⟨

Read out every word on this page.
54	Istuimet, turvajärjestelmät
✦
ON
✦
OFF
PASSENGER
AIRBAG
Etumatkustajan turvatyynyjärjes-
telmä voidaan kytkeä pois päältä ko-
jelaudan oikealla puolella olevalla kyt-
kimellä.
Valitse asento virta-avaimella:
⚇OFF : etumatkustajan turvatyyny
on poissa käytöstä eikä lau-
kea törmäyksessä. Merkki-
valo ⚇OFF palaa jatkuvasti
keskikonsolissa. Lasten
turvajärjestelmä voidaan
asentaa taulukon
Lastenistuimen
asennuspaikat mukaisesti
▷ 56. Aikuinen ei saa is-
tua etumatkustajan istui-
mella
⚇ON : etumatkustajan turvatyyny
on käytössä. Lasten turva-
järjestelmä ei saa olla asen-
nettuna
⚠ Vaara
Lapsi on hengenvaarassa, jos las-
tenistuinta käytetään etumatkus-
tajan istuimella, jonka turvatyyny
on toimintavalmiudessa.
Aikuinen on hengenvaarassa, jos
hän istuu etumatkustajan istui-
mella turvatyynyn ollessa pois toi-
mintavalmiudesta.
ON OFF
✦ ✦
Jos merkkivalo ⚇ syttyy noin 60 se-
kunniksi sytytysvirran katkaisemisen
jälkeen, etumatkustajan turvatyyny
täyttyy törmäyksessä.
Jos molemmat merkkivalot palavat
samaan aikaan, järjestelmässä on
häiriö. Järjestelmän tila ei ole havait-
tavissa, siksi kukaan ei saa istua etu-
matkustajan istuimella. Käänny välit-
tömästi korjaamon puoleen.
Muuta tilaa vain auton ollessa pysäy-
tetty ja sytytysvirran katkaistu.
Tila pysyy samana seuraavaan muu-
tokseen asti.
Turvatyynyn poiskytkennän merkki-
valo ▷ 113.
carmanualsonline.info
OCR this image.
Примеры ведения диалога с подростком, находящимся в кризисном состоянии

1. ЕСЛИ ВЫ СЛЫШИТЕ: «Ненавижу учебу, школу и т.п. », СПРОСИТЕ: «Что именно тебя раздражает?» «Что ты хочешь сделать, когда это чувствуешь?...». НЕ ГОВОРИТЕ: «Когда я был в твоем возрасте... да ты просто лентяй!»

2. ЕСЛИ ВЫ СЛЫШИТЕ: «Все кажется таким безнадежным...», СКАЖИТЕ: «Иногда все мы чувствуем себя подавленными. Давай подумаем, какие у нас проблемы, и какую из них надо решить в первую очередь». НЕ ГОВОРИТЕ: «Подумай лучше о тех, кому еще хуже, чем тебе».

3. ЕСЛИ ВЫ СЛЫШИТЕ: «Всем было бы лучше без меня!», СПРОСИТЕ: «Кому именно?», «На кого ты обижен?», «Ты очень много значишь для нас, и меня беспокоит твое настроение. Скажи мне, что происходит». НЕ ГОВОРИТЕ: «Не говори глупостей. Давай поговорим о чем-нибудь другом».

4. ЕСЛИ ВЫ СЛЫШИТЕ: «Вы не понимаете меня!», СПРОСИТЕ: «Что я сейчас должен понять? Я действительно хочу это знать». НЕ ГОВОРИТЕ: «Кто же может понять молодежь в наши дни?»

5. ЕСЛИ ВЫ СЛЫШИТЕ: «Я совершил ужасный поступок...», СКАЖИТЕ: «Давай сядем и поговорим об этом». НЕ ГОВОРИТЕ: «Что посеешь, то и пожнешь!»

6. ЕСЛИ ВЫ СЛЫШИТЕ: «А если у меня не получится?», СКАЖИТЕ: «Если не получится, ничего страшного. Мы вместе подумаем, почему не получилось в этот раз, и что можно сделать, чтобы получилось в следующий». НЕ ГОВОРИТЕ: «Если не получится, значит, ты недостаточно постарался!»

⟩

What to work on: Find the word "сделать" in the entries above and gather every line that holds it.

Exercise output:
1. ЕСЛИ ВЫ СЛЫШИТЕ: «Ненавижу учебу, школу и т.п. », СПРОСИТЕ: «Что именно тебя раздражает?» «Что ты хочешь сделать, когда это чувствуешь?...». НЕ ГОВОРИТЕ: «Когда я был в твоем возрасте... да ты просто лентяй!»
6. ЕСЛИ ВЫ СЛЫШИТЕ: «А если у меня не получится?», СКАЖИТЕ: «Если не получится, ничего страшного. Мы вместе подумаем, почему не получилось в этот раз, и что можно сделать, чтобы получилось в следующий». НЕ ГОВОРИТЕ: «Если не получится, значит, ты недостаточно постарался!»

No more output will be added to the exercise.